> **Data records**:
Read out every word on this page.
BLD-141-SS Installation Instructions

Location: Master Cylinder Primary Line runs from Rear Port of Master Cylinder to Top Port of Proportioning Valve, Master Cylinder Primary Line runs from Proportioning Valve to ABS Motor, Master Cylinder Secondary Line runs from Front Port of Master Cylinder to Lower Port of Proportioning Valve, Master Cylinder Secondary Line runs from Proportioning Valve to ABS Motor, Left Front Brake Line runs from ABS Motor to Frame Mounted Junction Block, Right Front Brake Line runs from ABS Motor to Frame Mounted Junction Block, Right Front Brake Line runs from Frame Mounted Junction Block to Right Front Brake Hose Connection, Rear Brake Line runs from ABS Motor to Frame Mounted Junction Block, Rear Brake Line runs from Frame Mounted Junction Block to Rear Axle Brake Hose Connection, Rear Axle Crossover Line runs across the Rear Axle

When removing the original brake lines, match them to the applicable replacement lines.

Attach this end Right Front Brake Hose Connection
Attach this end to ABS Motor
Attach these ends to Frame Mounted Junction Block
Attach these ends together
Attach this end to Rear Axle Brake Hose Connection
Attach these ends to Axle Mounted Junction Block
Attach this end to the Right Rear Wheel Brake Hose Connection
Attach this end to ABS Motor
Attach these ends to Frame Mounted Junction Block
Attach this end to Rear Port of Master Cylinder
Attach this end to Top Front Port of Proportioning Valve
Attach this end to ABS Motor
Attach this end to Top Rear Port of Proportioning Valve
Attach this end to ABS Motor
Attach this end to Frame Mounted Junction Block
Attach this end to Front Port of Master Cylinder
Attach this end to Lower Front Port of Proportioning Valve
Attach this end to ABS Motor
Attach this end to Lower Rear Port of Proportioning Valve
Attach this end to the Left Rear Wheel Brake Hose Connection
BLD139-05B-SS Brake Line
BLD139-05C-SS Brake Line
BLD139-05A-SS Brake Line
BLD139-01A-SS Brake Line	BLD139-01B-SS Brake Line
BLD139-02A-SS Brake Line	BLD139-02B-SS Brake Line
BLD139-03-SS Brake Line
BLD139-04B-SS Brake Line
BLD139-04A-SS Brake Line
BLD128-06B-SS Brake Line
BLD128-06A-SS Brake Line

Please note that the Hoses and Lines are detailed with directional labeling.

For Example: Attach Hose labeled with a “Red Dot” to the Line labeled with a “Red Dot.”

> **GOAL**: Pull out each line holding the string "Lower".

> **FINISHED EXERCISE**:
Location: Master Cylinder Primary Line runs from Rear Port of Master Cylinder to Top Port of Proportioning Valve, Master Cylinder Primary Line runs from Proportioning Valve to ABS Motor, Master Cylinder Secondary Line runs from Front Port of Master Cylinder to Lower Port of Proportioning Valve, Master Cylinder Secondary Line runs from Proportioning Valve to ABS Motor, Left Front Brake Line runs from ABS Motor to Frame Mounted Junction Block, Right Front Brake Line runs from ABS Motor to Frame Mounted Junction Block, Right Front Brake Line runs from Frame Mounted Junction Block to Right Front Brake Hose Connection, Rear Brake Line runs from ABS Motor to Frame Mounted Junction Block, Rear Brake Line runs from Frame Mounted Junction Block to Rear Axle Brake Hose Connection, Rear Axle Crossover Line runs across the Rear Axle
Attach this end to Lower Front Port of Proportioning Valve
Attach this end to Lower Rear Port of Proportioning Valve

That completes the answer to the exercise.